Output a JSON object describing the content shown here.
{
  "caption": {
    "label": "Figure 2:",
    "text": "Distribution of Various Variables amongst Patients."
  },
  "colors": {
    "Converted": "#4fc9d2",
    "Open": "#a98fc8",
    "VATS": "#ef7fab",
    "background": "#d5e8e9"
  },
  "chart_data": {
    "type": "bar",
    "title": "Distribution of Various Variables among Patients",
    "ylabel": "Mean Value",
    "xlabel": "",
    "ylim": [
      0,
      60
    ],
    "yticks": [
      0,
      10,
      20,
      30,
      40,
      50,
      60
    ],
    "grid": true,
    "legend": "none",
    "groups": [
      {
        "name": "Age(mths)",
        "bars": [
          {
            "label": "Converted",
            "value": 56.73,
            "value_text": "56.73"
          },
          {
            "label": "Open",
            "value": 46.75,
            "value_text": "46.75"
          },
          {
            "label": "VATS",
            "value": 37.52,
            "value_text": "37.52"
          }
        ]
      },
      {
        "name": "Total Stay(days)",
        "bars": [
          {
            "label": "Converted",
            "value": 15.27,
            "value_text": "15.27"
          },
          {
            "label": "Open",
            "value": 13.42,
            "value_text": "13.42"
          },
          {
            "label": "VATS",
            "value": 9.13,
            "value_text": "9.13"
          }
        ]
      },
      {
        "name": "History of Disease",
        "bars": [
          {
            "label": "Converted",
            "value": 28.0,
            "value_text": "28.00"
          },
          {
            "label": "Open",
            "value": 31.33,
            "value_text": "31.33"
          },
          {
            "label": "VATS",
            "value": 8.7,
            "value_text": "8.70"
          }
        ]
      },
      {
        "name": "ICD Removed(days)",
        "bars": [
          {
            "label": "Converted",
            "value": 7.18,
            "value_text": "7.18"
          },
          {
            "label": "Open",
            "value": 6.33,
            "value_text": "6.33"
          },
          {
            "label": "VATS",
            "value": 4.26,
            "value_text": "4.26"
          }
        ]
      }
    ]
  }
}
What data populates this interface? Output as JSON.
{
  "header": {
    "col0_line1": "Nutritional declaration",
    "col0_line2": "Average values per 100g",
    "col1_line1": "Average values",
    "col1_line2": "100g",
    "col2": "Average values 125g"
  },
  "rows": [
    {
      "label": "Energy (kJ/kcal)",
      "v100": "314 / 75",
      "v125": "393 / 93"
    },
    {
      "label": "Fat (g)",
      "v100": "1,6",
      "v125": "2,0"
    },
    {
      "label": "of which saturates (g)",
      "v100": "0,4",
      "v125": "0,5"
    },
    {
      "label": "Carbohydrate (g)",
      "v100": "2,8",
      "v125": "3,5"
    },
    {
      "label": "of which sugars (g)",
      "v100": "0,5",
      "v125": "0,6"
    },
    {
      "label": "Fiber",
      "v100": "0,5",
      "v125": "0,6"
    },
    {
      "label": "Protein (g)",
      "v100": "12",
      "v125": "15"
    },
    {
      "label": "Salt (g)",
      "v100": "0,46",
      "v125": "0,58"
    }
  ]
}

* _ACTIVITY_: Would you restate the whole listing word for word?

* _RESPONSE TO THIS TASK_:
Output a JSON object describing the content shown here.
{
  "caption": {
    "label": "Figure 2:",
    "text": "Distribution of Various Variables amongst Patients."
  },
  "colors": {
    "Converted": "#4fc9d2",
    "Open": "#a98fc8",
    "VATS": "#ef7fab",
    "background": "#d5e8e9"
  },
  "chart_data": {
    "type": "bar",
    "title": "Distribution of Various Variables among Patients",
    "ylabel": "Mean Value",
    "xlabel": "",
    "ylim": [
      0,
      60
    ],
    "yticks": [
      0,
      10,
      20,
      30,
      40,
      50,
      60
    ],
    "grid": true,
    "legend": "none",
    "groups": [
      {
        "name": "Age(mths)",
        "bars": [
          {
            "label": "Converted",
            "value": 56.73,
            "value_text": "56.73"
          },
          {
            "label": "Open",
            "value": 46.75,
            "value_text": "46.75"
          },
          {
            "label": "VATS",
            "value": 37.52,
            "value_text": "37.52"
          }
        ]
      },
      {
        "name": "Total Stay(days)",
        "bars": [
          {
            "label": "Converted",
            "value": 15.27,
            "value_text": "15.27"
          },
          {
            "label": "Open",
            "value": 13.42,
            "value_text": "13.42"
          },
          {
            "label": "VATS",
            "value": 9.13,
            "value_text": "9.13"
          }
        ]
      },
      {
        "name": "History of Disease",
        "bars": [
          {
            "label": "Converted",
            "value": 28.0,
            "value_text": "28.00"
          },
          {
            "label": "Open",
            "value": 31.33,
            "value_text": "31.33"
          },
          {
            "label": "VATS",
            "value": 8.7,
            "value_text": "8.70"
          }
        ]
      },
      {
        "name": "ICD Removed(days)",
        "bars": [
          {
            "label": "Converted",
            "value": 7.18,
            "value_text": "7.18"
          },
          {
            "label": "Open",
            "value": 6.33,
            "value_text": "6.33"
          },
          {
            "label": "VATS",
            "value": 4.26,
            "value_text": "4.26"
          }
        ]
      }
    ]
  }
}
What data populates this interface? Output as JSON.
{
  "header": {
    "col0_line1": "Nutritional declaration",
    "col0_line2": "Average values per 100g",
    "col1_line1": "Average values",
    "col1_line2": "100g",
    "col2": "Average values 125g"
  },
  "rows": [
    {
      "label": "Energy (kJ/kcal)",
      "v100": "314 / 75",
      "v125": "393 / 93"
    },
    {
      "label": "Fat (g)",
      "v100": "1,6",
      "v125": "2,0"
    },
    {
      "label": "of which saturates (g)",
      "v100": "0,4",
      "v125": "0,5"
    },
    {
      "label": "Carbohydrate (g)",
      "v100": "2,8",
      "v125": "3,5"
    },
    {
      "label": "of which sugars (g)",
      "v100": "0,5",
      "v125": "0,6"
    },
    {
      "label": "Fiber",
      "v100": "0,5",
      "v125": "0,6"
    },
    {
      "label": "Protein (g)",
      "v100": "12",
      "v125": "15"
    },
    {
      "label": "Salt (g)",
      "v100": "0,46",
      "v125": "0,58"
    }
  ]
}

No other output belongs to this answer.